# [TASK]
Scan the entries below for the word "maaseutuyhteisöjen". Copy each line that has it.

── SUPPLIED INFORMATION

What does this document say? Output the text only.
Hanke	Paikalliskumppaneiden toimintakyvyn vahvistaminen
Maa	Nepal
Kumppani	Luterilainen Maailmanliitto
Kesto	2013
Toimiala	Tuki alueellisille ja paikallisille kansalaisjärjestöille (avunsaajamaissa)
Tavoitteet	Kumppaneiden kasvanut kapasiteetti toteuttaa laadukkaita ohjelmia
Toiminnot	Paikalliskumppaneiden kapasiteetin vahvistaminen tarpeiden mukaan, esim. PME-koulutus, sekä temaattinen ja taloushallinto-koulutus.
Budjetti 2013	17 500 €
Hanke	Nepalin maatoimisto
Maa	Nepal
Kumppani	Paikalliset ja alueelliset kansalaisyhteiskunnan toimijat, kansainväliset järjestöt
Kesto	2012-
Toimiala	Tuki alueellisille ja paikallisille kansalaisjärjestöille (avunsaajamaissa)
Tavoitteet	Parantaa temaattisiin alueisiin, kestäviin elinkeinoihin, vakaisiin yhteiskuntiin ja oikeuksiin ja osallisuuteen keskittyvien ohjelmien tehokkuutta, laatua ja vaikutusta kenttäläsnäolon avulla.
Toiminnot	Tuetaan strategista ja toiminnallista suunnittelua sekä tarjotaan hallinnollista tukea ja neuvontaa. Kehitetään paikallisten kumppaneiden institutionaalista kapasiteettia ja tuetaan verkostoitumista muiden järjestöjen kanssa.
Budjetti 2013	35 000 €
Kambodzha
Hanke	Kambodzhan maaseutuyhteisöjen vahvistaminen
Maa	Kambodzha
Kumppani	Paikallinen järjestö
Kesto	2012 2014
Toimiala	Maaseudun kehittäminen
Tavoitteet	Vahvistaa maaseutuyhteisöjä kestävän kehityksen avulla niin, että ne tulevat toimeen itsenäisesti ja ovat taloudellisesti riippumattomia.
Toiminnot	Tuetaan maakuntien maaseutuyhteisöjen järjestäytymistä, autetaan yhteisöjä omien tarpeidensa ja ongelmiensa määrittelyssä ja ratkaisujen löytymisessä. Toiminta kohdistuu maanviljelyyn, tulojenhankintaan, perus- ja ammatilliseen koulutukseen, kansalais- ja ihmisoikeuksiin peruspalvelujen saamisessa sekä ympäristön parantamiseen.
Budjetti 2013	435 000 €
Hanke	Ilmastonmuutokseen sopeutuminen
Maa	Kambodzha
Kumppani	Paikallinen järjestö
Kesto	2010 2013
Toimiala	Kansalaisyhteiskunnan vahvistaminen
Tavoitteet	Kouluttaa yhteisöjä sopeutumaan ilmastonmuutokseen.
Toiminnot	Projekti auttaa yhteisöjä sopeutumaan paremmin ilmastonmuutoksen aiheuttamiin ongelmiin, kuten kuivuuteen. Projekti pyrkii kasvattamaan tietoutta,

────

# [SOLUTION TO THE PROBLEM]
Hanke	Kambodzhan maaseutuyhteisöjen vahvistaminen
Toiminnot	Tuetaan maakuntien maaseutuyhteisöjen järjestäytymistä, autetaan yhteisöjä omien tarpeidensa ja ongelmiensa määrittelyssä ja ratkaisujen löytymisessä. Toiminta kohdistuu maanviljelyyn, tulojenhankintaan, perus- ja ammatilliseen koulutukseen, kansalais- ja ihmisoikeuksiin peruspalvelujen saamisessa sekä ympäristön parantamiseen.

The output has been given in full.